[Stated exercise]: Spot each line in the records below where the word "clase" occurs, then copy it.

[begin Records to use]

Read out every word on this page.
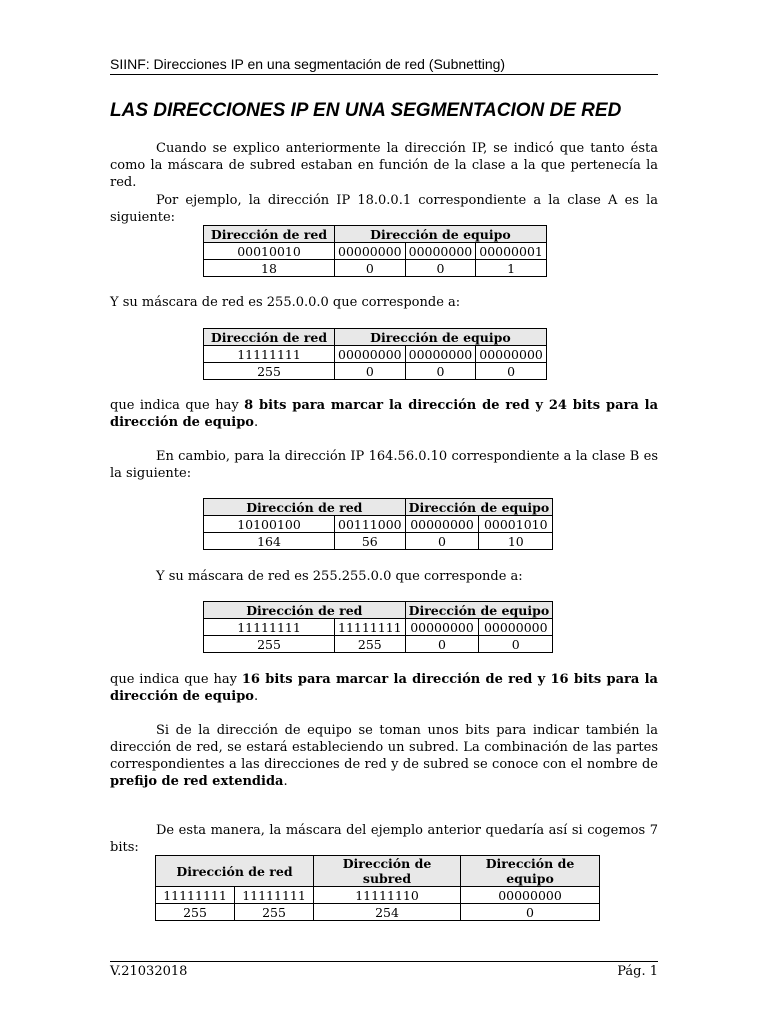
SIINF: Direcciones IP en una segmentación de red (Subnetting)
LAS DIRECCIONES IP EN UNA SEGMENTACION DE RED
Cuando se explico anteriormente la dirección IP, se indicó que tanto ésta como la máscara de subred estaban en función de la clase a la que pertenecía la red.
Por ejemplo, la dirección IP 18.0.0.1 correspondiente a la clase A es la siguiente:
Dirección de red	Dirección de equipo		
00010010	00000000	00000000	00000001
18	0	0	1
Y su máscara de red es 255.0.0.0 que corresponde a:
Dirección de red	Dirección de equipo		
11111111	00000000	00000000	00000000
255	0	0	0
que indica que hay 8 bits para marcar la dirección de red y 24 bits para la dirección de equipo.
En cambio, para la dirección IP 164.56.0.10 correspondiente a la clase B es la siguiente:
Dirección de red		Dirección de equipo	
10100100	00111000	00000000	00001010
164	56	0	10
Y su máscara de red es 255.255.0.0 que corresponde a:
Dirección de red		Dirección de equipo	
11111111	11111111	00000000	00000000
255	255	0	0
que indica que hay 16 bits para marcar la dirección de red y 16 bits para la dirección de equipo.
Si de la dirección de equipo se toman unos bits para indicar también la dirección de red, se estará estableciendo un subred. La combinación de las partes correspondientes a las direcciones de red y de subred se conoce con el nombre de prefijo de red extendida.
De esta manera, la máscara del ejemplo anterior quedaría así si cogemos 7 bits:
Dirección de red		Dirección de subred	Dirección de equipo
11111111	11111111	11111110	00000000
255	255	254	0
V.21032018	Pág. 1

[end Records to use]
[begin Records to use]

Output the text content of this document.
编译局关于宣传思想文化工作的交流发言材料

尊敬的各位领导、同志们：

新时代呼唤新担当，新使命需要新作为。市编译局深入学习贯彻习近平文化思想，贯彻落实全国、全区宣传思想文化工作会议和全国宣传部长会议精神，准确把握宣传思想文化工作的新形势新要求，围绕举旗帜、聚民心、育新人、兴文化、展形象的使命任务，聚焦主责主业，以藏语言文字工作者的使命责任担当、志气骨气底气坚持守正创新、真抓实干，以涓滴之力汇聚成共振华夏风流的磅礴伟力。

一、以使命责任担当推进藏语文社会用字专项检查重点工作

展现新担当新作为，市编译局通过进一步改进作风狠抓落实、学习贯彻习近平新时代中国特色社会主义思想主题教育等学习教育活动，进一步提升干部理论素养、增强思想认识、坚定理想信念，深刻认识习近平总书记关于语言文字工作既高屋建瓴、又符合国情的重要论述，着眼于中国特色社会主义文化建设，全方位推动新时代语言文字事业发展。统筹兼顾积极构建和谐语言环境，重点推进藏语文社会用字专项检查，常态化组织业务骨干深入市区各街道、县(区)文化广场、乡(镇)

[end Records to use]

[The output]:
Cuando se explico anteriormente la dirección IP, se indicó que tanto ésta como la máscara de subred estaban en función de la clase a la que pertenecía la red.
Por ejemplo, la dirección IP 18.0.0.1 correspondiente a la clase A es la siguiente:
En cambio, para la dirección IP 164.56.0.10 correspondiente a la clase B es la siguiente:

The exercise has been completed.